● **WORK TO DO**
Your task is to copy every record exactly.

● **GIVEN RECORDS**
* START *

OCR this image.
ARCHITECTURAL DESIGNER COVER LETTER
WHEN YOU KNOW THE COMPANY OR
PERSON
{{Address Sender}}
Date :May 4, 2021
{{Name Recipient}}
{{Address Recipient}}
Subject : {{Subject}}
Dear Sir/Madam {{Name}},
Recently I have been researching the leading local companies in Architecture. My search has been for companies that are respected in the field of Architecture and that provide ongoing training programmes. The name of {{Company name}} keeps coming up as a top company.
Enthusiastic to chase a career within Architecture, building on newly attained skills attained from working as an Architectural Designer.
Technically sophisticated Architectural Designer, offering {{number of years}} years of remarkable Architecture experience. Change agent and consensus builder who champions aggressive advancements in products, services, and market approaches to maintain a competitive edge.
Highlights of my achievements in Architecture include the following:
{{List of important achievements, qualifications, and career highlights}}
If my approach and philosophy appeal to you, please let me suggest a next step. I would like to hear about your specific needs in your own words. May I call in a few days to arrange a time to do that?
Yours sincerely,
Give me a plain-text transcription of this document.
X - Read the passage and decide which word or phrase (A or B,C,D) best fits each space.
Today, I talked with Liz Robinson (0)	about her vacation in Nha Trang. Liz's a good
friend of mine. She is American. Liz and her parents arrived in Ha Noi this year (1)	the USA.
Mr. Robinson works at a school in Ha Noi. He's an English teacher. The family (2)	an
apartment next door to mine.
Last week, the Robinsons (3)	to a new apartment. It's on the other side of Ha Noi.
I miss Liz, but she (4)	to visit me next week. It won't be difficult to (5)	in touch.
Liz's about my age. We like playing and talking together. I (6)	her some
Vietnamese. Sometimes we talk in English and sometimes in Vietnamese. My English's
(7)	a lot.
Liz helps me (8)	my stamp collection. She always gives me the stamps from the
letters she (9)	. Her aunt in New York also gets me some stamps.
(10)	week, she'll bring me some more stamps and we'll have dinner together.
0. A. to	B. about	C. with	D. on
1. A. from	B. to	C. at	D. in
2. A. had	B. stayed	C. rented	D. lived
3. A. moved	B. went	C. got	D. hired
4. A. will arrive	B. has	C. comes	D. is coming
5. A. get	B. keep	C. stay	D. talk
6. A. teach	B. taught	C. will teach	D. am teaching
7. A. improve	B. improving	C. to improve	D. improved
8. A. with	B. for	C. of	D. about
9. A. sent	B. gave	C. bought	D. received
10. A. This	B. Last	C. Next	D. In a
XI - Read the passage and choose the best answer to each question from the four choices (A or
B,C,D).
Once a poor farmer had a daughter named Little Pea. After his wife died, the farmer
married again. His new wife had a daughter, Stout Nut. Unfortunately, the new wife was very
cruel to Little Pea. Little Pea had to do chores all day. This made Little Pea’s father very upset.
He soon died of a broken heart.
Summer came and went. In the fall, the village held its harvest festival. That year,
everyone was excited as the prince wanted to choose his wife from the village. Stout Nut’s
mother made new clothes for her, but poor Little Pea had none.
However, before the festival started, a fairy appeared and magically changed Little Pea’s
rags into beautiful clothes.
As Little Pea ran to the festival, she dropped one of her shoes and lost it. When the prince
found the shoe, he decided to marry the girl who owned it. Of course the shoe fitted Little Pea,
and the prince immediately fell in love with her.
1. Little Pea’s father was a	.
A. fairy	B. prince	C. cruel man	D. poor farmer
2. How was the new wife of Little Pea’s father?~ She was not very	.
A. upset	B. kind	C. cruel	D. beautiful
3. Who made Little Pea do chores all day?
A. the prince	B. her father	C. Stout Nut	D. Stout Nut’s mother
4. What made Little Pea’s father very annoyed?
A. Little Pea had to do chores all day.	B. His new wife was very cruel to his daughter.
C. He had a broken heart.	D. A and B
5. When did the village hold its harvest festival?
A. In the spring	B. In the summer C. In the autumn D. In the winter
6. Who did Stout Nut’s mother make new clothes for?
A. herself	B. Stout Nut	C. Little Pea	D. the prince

* END *

● **FULL SOLUTION**
OCR this image.
ARCHITECTURAL DESIGNER COVER LETTER
WHEN YOU KNOW THE COMPANY OR
PERSON
{{Address Sender}}
Date :May 4, 2021
{{Name Recipient}}
{{Address Recipient}}
Subject : {{Subject}}
Dear Sir/Madam {{Name}},
Recently I have been researching the leading local companies in Architecture. My search has been for companies that are respected in the field of Architecture and that provide ongoing training programmes. The name of {{Company name}} keeps coming up as a top company.
Enthusiastic to chase a career within Architecture, building on newly attained skills attained from working as an Architectural Designer.
Technically sophisticated Architectural Designer, offering {{number of years}} years of remarkable Architecture experience. Change agent and consensus builder who champions aggressive advancements in products, services, and market approaches to maintain a competitive edge.
Highlights of my achievements in Architecture include the following:
{{List of important achievements, qualifications, and career highlights}}
If my approach and philosophy appeal to you, please let me suggest a next step. I would like to hear about your specific needs in your own words. May I call in a few days to arrange a time to do that?
Yours sincerely,
Give me a plain-text transcription of this document.
X - Read the passage and decide which word or phrase (A or B,C,D) best fits each space.
Today, I talked with Liz Robinson (0)	about her vacation in Nha Trang. Liz's a good
friend of mine. She is American. Liz and her parents arrived in Ha Noi this year (1)	the USA.
Mr. Robinson works at a school in Ha Noi. He's an English teacher. The family (2)	an
apartment next door to mine.
Last week, the Robinsons (3)	to a new apartment. It's on the other side of Ha Noi.
I miss Liz, but she (4)	to visit me next week. It won't be difficult to (5)	in touch.
Liz's about my age. We like playing and talking together. I (6)	her some
Vietnamese. Sometimes we talk in English and sometimes in Vietnamese. My English's
(7)	a lot.
Liz helps me (8)	my stamp collection. She always gives me the stamps from the
letters she (9)	. Her aunt in New York also gets me some stamps.
(10)	week, she'll bring me some more stamps and we'll have dinner together.
0. A. to	B. about	C. with	D. on
1. A. from	B. to	C. at	D. in
2. A. had	B. stayed	C. rented	D. lived
3. A. moved	B. went	C. got	D. hired
4. A. will arrive	B. has	C. comes	D. is coming
5. A. get	B. keep	C. stay	D. talk
6. A. teach	B. taught	C. will teach	D. am teaching
7. A. improve	B. improving	C. to improve	D. improved
8. A. with	B. for	C. of	D. about
9. A. sent	B. gave	C. bought	D. received
10. A. This	B. Last	C. Next	D. In a
XI - Read the passage and choose the best answer to each question from the four choices (A or
B,C,D).
Once a poor farmer had a daughter named Little Pea. After his wife died, the farmer
married again. His new wife had a daughter, Stout Nut. Unfortunately, the new wife was very
cruel to Little Pea. Little Pea had to do chores all day. This made Little Pea’s father very upset.
He soon died of a broken heart.
Summer came and went. In the fall, the village held its harvest festival. That year,
everyone was excited as the prince wanted to choose his wife from the village. Stout Nut’s
mother made new clothes for her, but poor Little Pea had none.
However, before the festival started, a fairy appeared and magically changed Little Pea’s
rags into beautiful clothes.
As Little Pea ran to the festival, she dropped one of her shoes and lost it. When the prince
found the shoe, he decided to marry the girl who owned it. Of course the shoe fitted Little Pea,
and the prince immediately fell in love with her.
1. Little Pea’s father was a	.
A. fairy	B. prince	C. cruel man	D. poor farmer
2. How was the new wife of Little Pea’s father?~ She was not very	.
A. upset	B. kind	C. cruel	D. beautiful
3. Who made Little Pea do chores all day?
A. the prince	B. her father	C. Stout Nut	D. Stout Nut’s mother
4. What made Little Pea’s father very annoyed?
A. Little Pea had to do chores all day.	B. His new wife was very cruel to his daughter.
C. He had a broken heart.	D. A and B
5. When did the village hold its harvest festival?
A. In the spring	B. In the summer C. In the autumn D. In the winter
6. Who did Stout Nut’s mother make new clothes for?
A. herself	B. Stout Nut	C. Little Pea	D. the prince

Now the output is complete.